EXTRACT PROVIDED:
* START *

Going from edges to the corner points is a matter of identifying which lines are perpendicular, calculating intersections and ordering them counterclockwise. The full implementation is in the WhiteMarkerTracker class, method extractPoints.

Identifying the perpendicular lines is possible by the angle examination because we know that the rectangle has 2 sets of 2 parallel lines. If you select any edge line, then the parallel line will always have the smallest angle in between. And 2 perpendicular lines are the remaining lines which are not the parallel one. The angle between the lines is possible to calculate from the line equations. The same for the intersection. The ordering of the points just requires to use a little bit of vector algebra and messing around.

If everything is done, then you should be able to see the image like this one.

So, are we done? Not so fast…

RANSAC Problems

Remember, before I told the word “ideally”? This part is all about that.

Let’s make a little experiment. Let’s take the example image from this chapter and make a 200 frames video out of it. In every frame let’s perform the plane detection as described so far and follow up by estimating AR parameters and draw a 3D cube on top of the plane (don’t worry if you don’t know how to do this yet). This is how the result would look like.

The cube is shaking, although it should stay still. In addition, there are several frames which are completely wrong. This is caused by the nature of the RANSAC method.  RANSAC is a probabilistic method which randomly selects points to create a model. This has two consequences.

  1. Every estimation is slightly different, although most of them are reasonably good. This is the reason for shaking. Especially because the errors are summing up on the way.
  2. There is a small chance that some model is wrong yet still fits enough points to be accepted. This is the reason for several frames being totally wrong.

* END *

EXTRACTED ENTRIES:
* START *

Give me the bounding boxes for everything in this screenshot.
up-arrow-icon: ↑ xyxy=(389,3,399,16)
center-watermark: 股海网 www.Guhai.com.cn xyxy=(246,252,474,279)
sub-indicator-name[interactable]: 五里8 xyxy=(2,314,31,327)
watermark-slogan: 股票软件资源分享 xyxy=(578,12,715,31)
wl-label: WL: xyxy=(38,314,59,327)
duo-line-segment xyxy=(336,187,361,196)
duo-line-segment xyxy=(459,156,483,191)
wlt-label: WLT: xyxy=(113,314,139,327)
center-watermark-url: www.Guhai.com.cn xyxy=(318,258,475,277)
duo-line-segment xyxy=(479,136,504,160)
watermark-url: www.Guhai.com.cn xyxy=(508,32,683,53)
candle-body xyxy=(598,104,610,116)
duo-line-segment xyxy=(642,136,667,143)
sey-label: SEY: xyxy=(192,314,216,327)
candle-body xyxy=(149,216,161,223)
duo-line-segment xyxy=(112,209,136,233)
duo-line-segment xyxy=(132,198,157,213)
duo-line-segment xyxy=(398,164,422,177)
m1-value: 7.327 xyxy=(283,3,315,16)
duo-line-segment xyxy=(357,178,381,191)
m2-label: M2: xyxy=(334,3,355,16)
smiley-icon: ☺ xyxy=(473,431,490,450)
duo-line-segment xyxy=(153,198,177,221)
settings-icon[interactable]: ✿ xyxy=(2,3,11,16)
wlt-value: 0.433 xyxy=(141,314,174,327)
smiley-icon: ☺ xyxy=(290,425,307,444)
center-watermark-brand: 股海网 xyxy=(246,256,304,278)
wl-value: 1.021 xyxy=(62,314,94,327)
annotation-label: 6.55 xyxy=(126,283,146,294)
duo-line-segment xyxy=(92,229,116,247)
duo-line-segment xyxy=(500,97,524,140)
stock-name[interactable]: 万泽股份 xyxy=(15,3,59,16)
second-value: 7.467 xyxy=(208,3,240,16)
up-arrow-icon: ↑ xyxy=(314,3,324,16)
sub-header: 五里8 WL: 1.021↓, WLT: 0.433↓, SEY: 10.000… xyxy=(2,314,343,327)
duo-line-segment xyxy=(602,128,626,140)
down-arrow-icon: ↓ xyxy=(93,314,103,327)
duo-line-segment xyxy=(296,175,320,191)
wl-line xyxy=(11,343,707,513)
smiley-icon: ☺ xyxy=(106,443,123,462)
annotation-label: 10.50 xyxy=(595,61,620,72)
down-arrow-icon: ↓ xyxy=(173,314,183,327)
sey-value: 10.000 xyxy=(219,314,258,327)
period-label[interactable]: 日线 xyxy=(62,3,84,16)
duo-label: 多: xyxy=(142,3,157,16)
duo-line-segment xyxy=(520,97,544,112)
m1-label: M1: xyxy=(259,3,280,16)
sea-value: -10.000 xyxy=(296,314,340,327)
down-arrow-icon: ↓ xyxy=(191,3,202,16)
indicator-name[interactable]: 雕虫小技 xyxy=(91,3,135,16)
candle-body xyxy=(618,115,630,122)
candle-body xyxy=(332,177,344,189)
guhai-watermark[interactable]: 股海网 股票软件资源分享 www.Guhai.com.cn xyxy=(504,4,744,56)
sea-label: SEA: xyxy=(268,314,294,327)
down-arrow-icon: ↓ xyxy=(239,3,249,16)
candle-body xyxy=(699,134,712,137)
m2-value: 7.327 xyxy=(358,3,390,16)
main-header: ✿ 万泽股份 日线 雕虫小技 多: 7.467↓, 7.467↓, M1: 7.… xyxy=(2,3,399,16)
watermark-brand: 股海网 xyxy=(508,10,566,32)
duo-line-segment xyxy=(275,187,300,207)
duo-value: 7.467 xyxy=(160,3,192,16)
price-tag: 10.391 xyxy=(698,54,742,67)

* END *

WORK TO COMPLETE:
a. In the text on plane detection, reproduce the section between "The cube is" and "on the way.", inclusive, substituting "wobbling" for "shaking".
b. According to the text on plane detection, what steps does going from edges to the corner points involve? List all of them.
The data has no connection to the text.

ANSWERS FOR THIS EXERCISE:
a.
The cube is wobbling, although it should stay still. In addition, there are several frames which are completely wrong. This is caused by the nature of the RANSAC method.  RANSAC is a probabilistic method which randomly selects points to create a model. This has two consequences.

  1. Every estimation is slightly different, although most of them are reasonably good. This is the reason for wobbling. Especially because the errors are summing up on the way.

b.
- Identifying which lines are perpendicular
- Calculating intersections
- Ordering them counterclockwise